— Begin SUPPLIED PASSAGE —

Unified tracking framework with a single appearance model

Last update: Dec 24, 2022

Related tags

Deep Learning UniTrack

Overview

Paper: Do different tracking tasks require different appearance model?

[ArXiv] (comming soon) [Project Page] (comming soon)

UniTrack is a simple and Unified framework for versatile visual Tracking tasks.

As an important problem in computer vision, tracking has been fragmented into a multitude of different experimental setups. As a consequence, the literature has fragmented too, and now the novel approaches proposed by the community are usually specialized to fit only one specific setup. To understand to what extend this specialization is actually necessary, we present UniTrack, a solution to address multiple different tracking tasks within the same framework. All tasks share the same universal appearance model. UniTrack enjoys the following advantages,

Do NOT need training on a specific tracking task.
Good performance in existing tracking tasks, thus can serve as strong baselines for each task.
Could be easily adapted to novel tasks with different setup.
Could serve as an evaluation platform to test pre-trained representations on tracking tasks (e.g. via self-supervised models).

Tasks & Framework

Tasks

We classify existing tracking tasks along four axes: (1) Single or multiple targets; (2) Users specify targets or automatic detectors specify targets; (3) Observation formats (bounding box/mask/pose); (2) Class-agnostic or class-specific (i.e. human/vehicles). We mainly expriment on 5 tasks: SOT, VOS, MOT, MOTS, and PoseTrack. Task setups are summarized in the above figure.

Appearance model

An appearance model is the only learnable component in UniTrack. It should provide universal visual representation, and is usually pre-trained on large-scale dataset in supervised or unsupervised manners. Typical examples include ImageNet pre-trained ResNets (supervised), and recent self-supervised models such as MoCo and SimCLR (unsupervised).

Propagation and Association

Two fundamental algorithm building blocks in UniTrack. Both employ features extracted by the appearance model as input. For propagation we adopt exiting methods such as cross correlation, DCF, and mask propation. For association we employ a simple algorithm and develop a novel similarity metric to make full use of the appearance model.

— End SUPPLIED PASSAGE —

» **YOUR TASKS**:
1) Answer these from the UniTrack page, one per line:
(a) On how many tasks do the authors mainly experiment, and which are they?
(b) What is the only learnable component in UniTrack?
(c) Which recent self-supervised models are given as typical examples?
2) Continue the UniTrack page from the point where it ends.

— Begin GIVEN INFORMATION —

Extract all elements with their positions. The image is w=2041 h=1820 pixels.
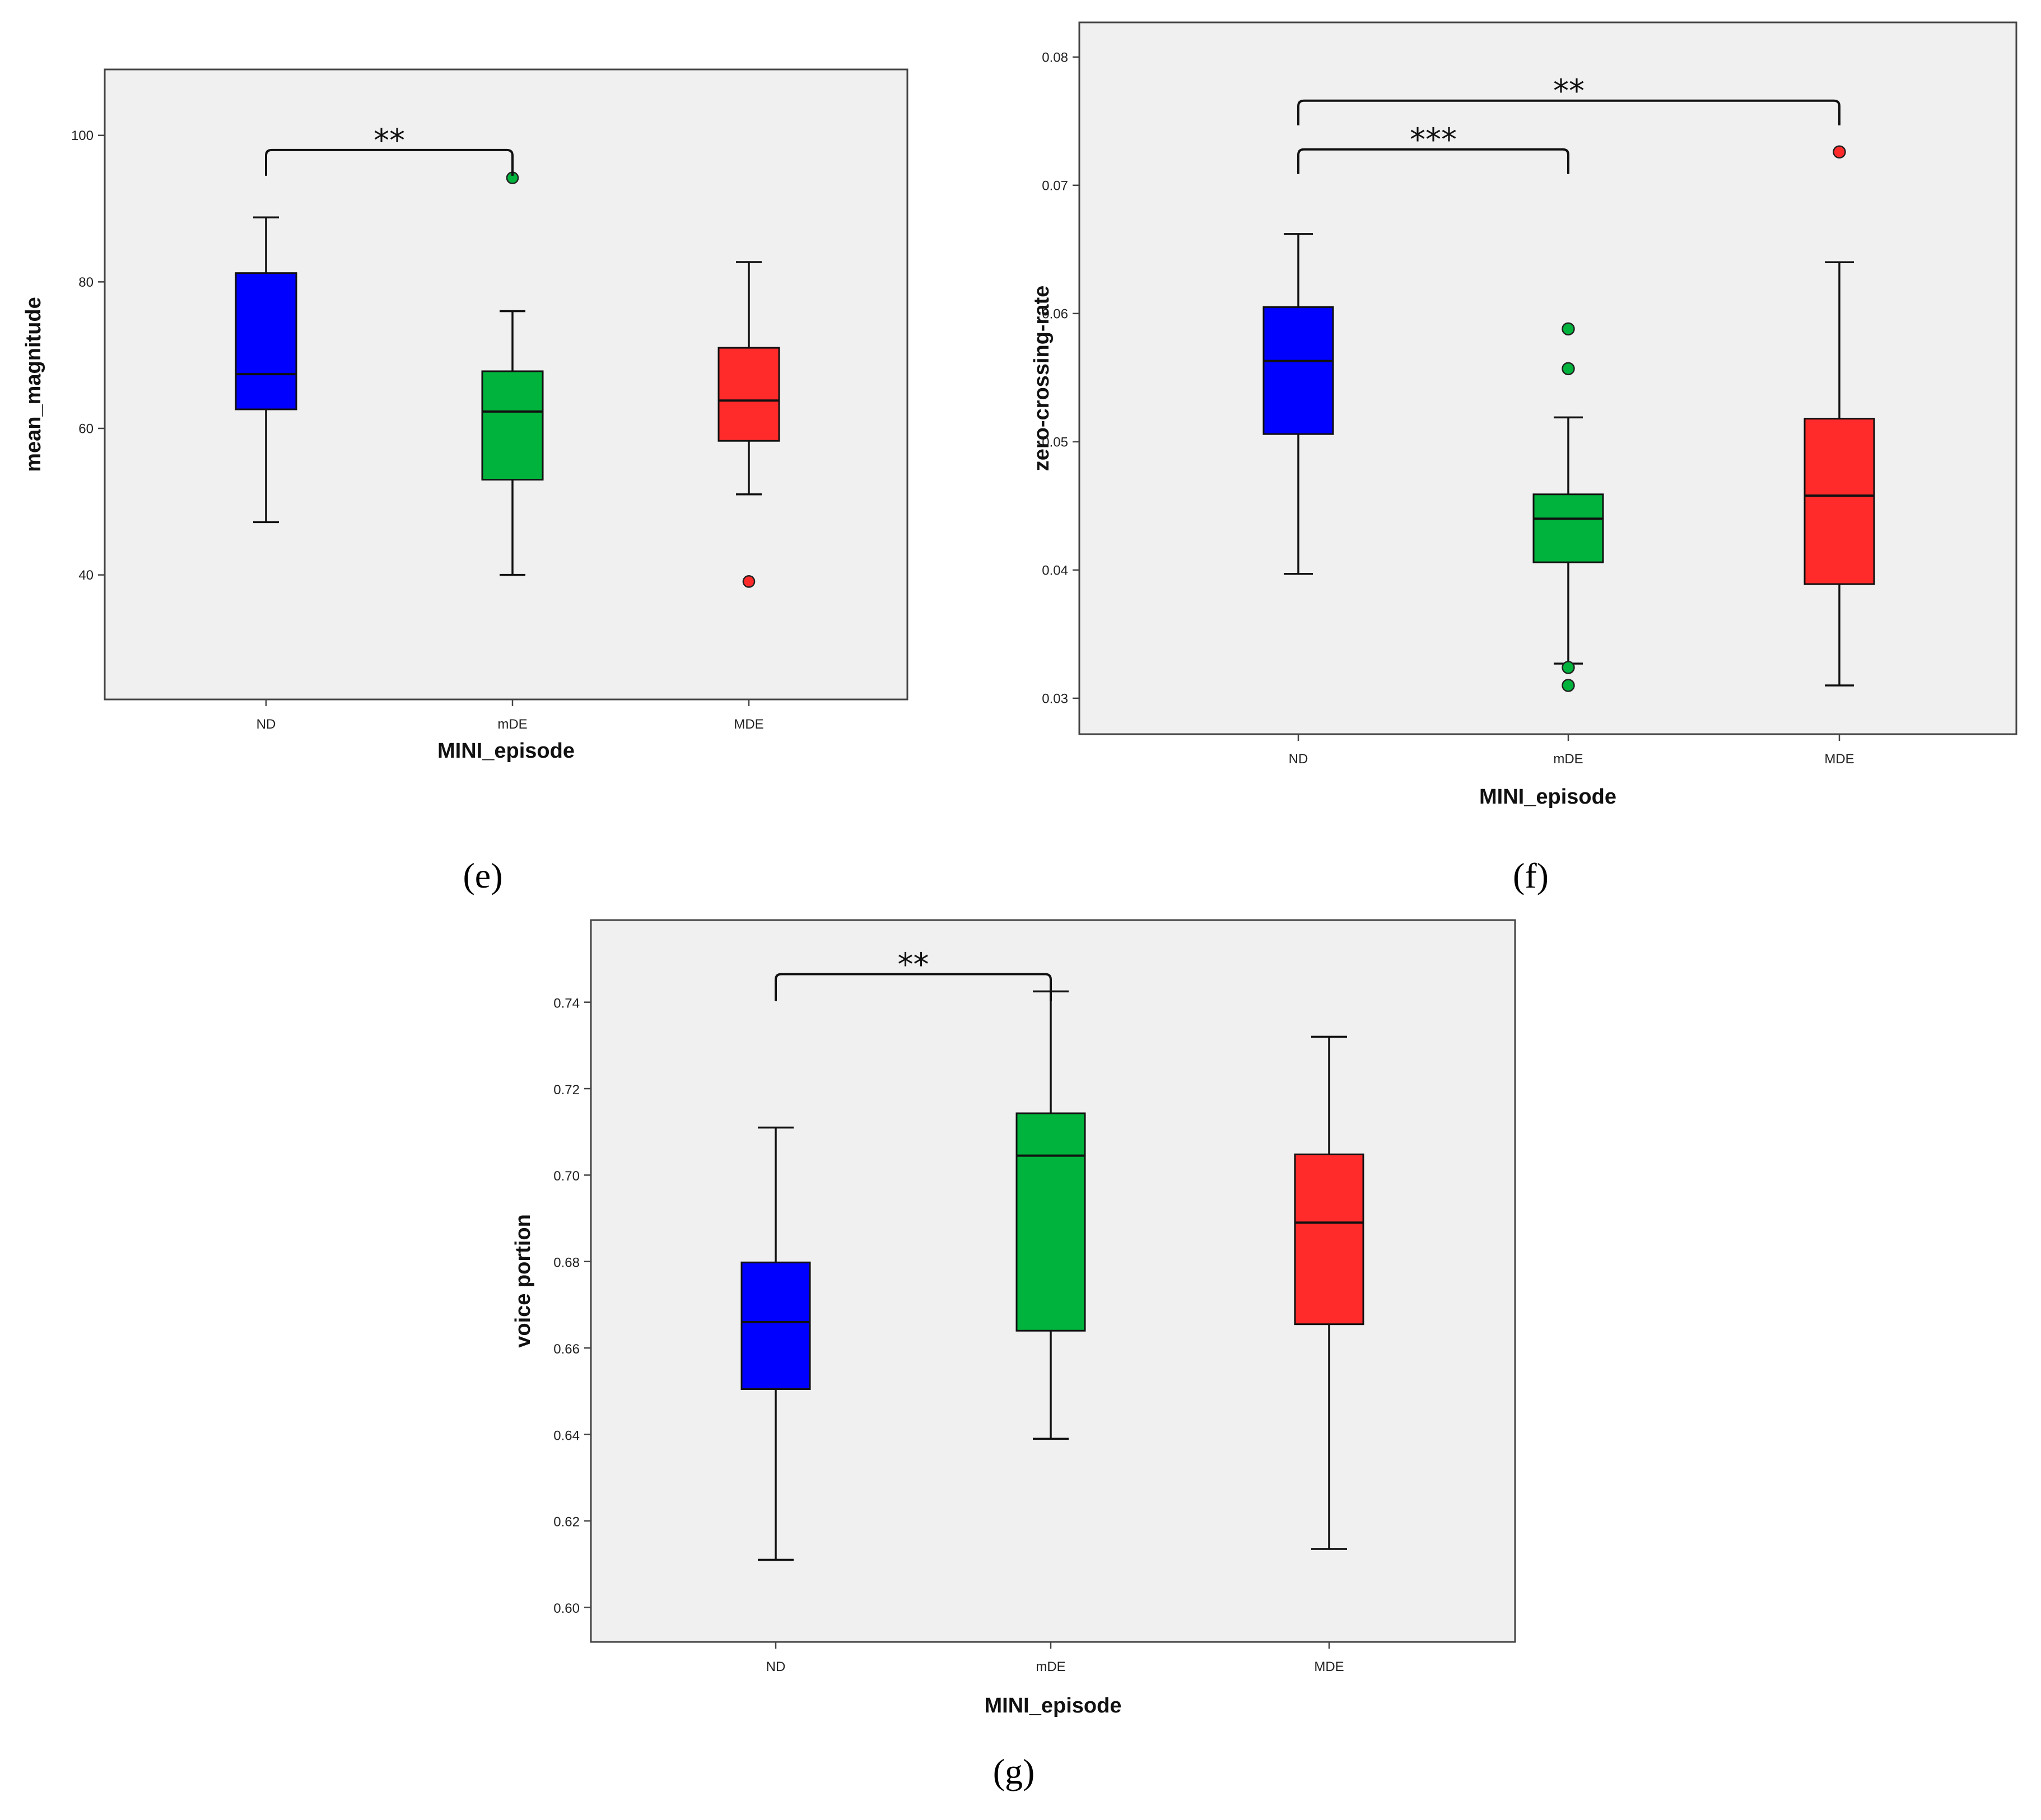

— End GIVEN INFORMATION —

» **EXERCISE RESPONSES**:
1)
(a) Five: SOT, VOS, MOT, MOTS, and PoseTrack.
(b) The appearance model.
(c) MoCo and SimCLR.

2)
Results

Below we show results of UniTrack with a simple ImageNet Pre-trained ResNet-18 as the appearance model. More results (other tasks/datasets, more visualization) can be found in results.md.

Qualitative results

Single Object Tracking (SOT) on OTB-2015

Video Object Segmentation (VOS) on DAVIS-2017 val split

Multiple Object Tracking (MOT) on MOT-16 test set private detector track (Detections from FairMOT)

Multiple Object Tracking and Segmentation (MOTS) on MOTS challenge test set (Detections from COSTA_st)

Pose Tracking on PoseTrack-2018 val split (Detections from LightTrack)

Quantitative results

Single Object Tracking (SOT) on OTB-2015

Method	SiamFC	SiamRPN	SiamRPN++	UDT*	UDT+*	LUDT*	LUDT+*	UniTrack_XCorr*	UniTrack_DCF*
AUC	58.2	63.7	69.6	59.4	63.2	60.2	63.9	55.5	61.8

* indicates non-supervised methods

Video Object Segmentation (VOS) on DAVIS-2017 val split

Method	SiamMask	FeelVOS	STM	Colorization*	TimeCycle*	UVC*	CRW*	VFS*	UniTrack*
J-mean	54.3	63.7	79.2	34.6	40.1	56.7	64.8	66.5	58.4

* indicates non-supervised methods

Multiple Object Tracking (MOT) on MOT-16 test set private detector track

Method	POI	DeepSORT-2	JDE	CTrack	TubeTK	TraDes	CSTrack	FairMOT*	UniTrack*
IDF-1	65.1	62.2	55.8	57.2	62.2	64.7	71.8	72.8	71.8
IDs	805	781	1544	1897	1236	1144	1071	1074	683
MOTA	66.1	61.4	64.4	67.6	66.9	70.1	70.7	74.9	74.7

* indicates methods using the same detections

Multiple Object Tracking and Segmentation (MOTS) on MOTS challenge test set

Method	TrackRCNN	SORTS	PointTrack	GMPHD	COSTA_st*	UniTrack*
IDF-1	42.7	57.3	42.9	65.6	70.3	67.2
IDs	567	577	868	566	421	622
sMOTA	40.6	55.0	62.3	69.0	70.2	68.9

* indicates methods using the same detections

Pose Tracking on PoseTrack-2018 val split

Method	MDPN	OpenSVAI	Miracle	KeyTrack	LightTrack*	UniTrack*
IDF-1	-	-	-	-	52.2	73.2
IDs	-	-	-	-	3024	6760
sMOTA	50.6	62.4	64.0	66.6	64.8	63.5

* indicates methods using the same detections

Getting started

Demo

Update log

[2021.6.24]: Start writing docs, please stay tuned!

Acknowledgement

VideoWalk by Allan A. Jabri

SOT code by Zhipeng Zhang

Unified tracking framework with a single appearance model

Related tags

Overview

Tasks & Framework

Tasks

Appearance model

Propagation and Association

Results

Qualitative results

Quantitative results

Getting started

Demo

Update log

Acknowledgement

Owner

ZhongdaoWang

Joint Versus Independent Multiview Hashing for Cross-View Retrieval[J] (IEEE TCYB 2021, PyTorch Code)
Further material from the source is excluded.